== Requirement ==
Print the entries verbatim, leaving out the images they contain.

(Stored items)
⁂

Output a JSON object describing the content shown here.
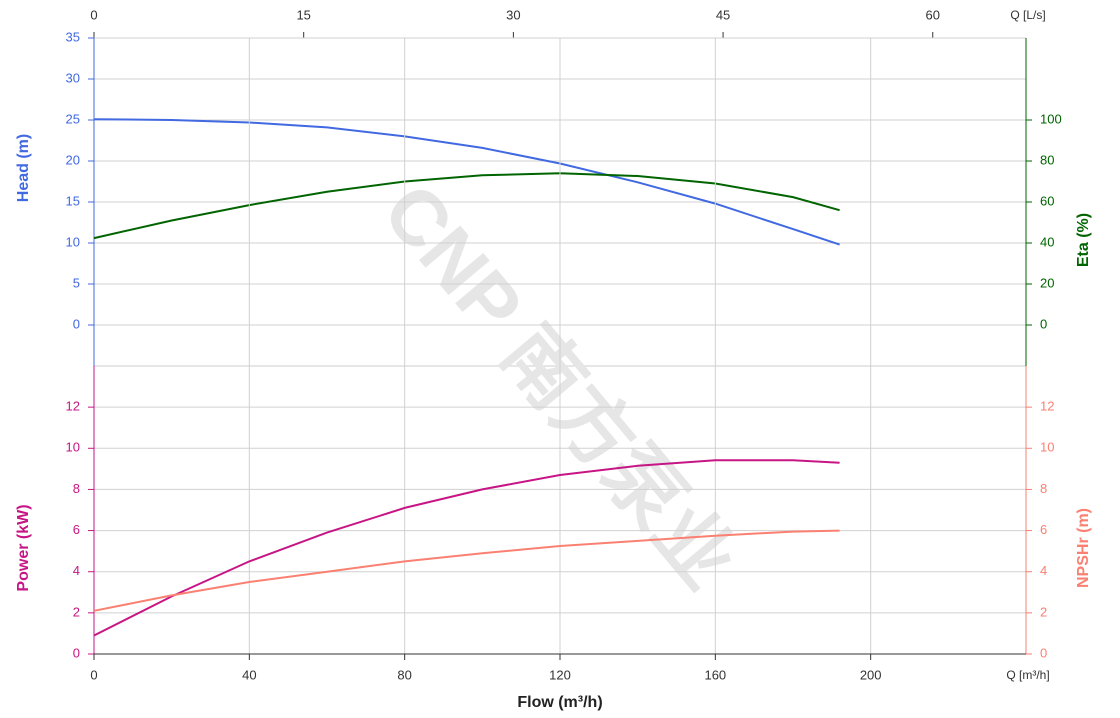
{
  "chart_data": [
    {
      "type": "line",
      "x2label": "Q [L/s]",
      "x2lim": [
        0,
        66.67
      ],
      "x2ticks": [
        0,
        15,
        30,
        45,
        60
      ],
      "xlim": [
        0,
        240
      ],
      "ylabel": "Head (m)",
      "ylim": [
        -5,
        35
      ],
      "yticks": [
        0,
        5,
        10,
        15,
        20,
        25,
        30,
        35
      ],
      "ycolor": "#4169e1",
      "y2label": "Eta (%)",
      "y2lim": [
        -20,
        140
      ],
      "y2ticks": [
        0,
        20,
        40,
        60,
        80,
        100
      ],
      "y2color": "#006400",
      "grid": true,
      "watermark": "CNP 南方泵业",
      "x": [
        0,
        20,
        40,
        60,
        80,
        100,
        120,
        140,
        160,
        180,
        192
      ],
      "series": [
        {
          "name": "Head",
          "color": "#4169e1",
          "values": [
            25.1,
            25.0,
            24.7,
            24.1,
            23.0,
            21.6,
            19.7,
            17.4,
            14.8,
            11.7,
            9.8
          ]
        },
        {
          "name": "Eta",
          "color": "#006400",
          "axis": "y2",
          "values": [
            42.4,
            51,
            58.5,
            65,
            70,
            73,
            74,
            72.7,
            69,
            62.4,
            56
          ]
        }
      ]
    },
    {
      "type": "line",
      "xlabel": "Flow (m³/h)",
      "xunit": "Q [m³/h]",
      "xlim": [
        0,
        240
      ],
      "xticks": [
        0,
        40,
        80,
        120,
        160,
        200
      ],
      "ylabel": "Power (kW)",
      "ylim": [
        0,
        14
      ],
      "yticks": [
        0,
        2,
        4,
        6,
        8,
        10,
        12
      ],
      "ycolor": "#c71585",
      "y2label": "NPSHr (m)",
      "y2lim": [
        0,
        14
      ],
      "y2ticks": [
        0,
        2,
        4,
        6,
        8,
        10,
        12
      ],
      "y2color": "#fa8072",
      "grid": true,
      "x": [
        0,
        20,
        40,
        60,
        80,
        100,
        120,
        140,
        160,
        180,
        192
      ],
      "series": [
        {
          "name": "Power",
          "color": "#c71585",
          "values": [
            0.9,
            2.8,
            4.5,
            5.9,
            7.1,
            8.0,
            8.7,
            9.15,
            9.42,
            9.42,
            9.3
          ]
        },
        {
          "name": "NPSHr",
          "color": "#fa8072",
          "axis": "y2",
          "values": [
            2.1,
            2.85,
            3.5,
            4.0,
            4.5,
            4.9,
            5.25,
            5.5,
            5.75,
            5.95,
            6.0
          ]
        }
      ]
    }
  ]
}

⁂

== Problem solution ==
Output a JSON object describing the content shown here.
{
  "chart_data": [
    {
      "type": "line",
      "x2label": "Q [L/s]",
      "x2lim": [
        0,
        66.67
      ],
      "x2ticks": [
        0,
        15,
        30,
        45,
        60
      ],
      "xlim": [
        0,
        240
      ],
      "ylabel": "Head (m)",
      "ylim": [
        -5,
        35
      ],
      "yticks": [
        0,
        5,
        10,
        15,
        20,
        25,
        30,
        35
      ],
      "ycolor": "#4169e1",
      "y2label": "Eta (%)",
      "y2lim": [
        -20,
        140
      ],
      "y2ticks": [
        0,
        20,
        40,
        60,
        80,
        100
      ],
      "y2color": "#006400",
      "grid": true,
      "watermark": "CNP 南方泵业",
      "x": [
        0,
        20,
        40,
        60,
        80,
        100,
        120,
        140,
        160,
        180,
        192
      ],
      "series": [
        {
          "name": "Head",
          "color": "#4169e1",
          "values": [
            25.1,
            25.0,
            24.7,
            24.1,
            23.0,
            21.6,
            19.7,
            17.4,
            14.8,
            11.7,
            9.8
          ]
        },
        {
          "name": "Eta",
          "color": "#006400",
          "axis": "y2",
          "values": [
            42.4,
            51,
            58.5,
            65,
            70,
            73,
            74,
            72.7,
            69,
            62.4,
            56
          ]
        }
      ]
    },
    {
      "type": "line",
      "xlabel": "Flow (m³/h)",
      "xunit": "Q [m³/h]",
      "xlim": [
        0,
        240
      ],
      "xticks": [
        0,
        40,
        80,
        120,
        160,
        200
      ],
      "ylabel": "Power (kW)",
      "ylim": [
        0,
        14
      ],
      "yticks": [
        0,
        2,
        4,
        6,
        8,
        10,
        12
      ],
      "ycolor": "#c71585",
      "y2label": "NPSHr (m)",
      "y2lim": [
        0,
        14
      ],
      "y2ticks": [
        0,
        2,
        4,
        6,
        8,
        10,
        12
      ],
      "y2color": "#fa8072",
      "grid": true,
      "x": [
        0,
        20,
        40,
        60,
        80,
        100,
        120,
        140,
        160,
        180,
        192
      ],
      "series": [
        {
          "name": "Power",
          "color": "#c71585",
          "values": [
            0.9,
            2.8,
            4.5,
            5.9,
            7.1,
            8.0,
            8.7,
            9.15,
            9.42,
            9.42,
            9.3
          ]
        },
        {
          "name": "NPSHr",
          "color": "#fa8072",
          "axis": "y2",
          "values": [
            2.1,
            2.85,
            3.5,
            4.0,
            4.5,
            4.9,
            5.25,
            5.5,
            5.75,
            5.95,
            6.0
          ]
        }
      ]
    }
  ]
}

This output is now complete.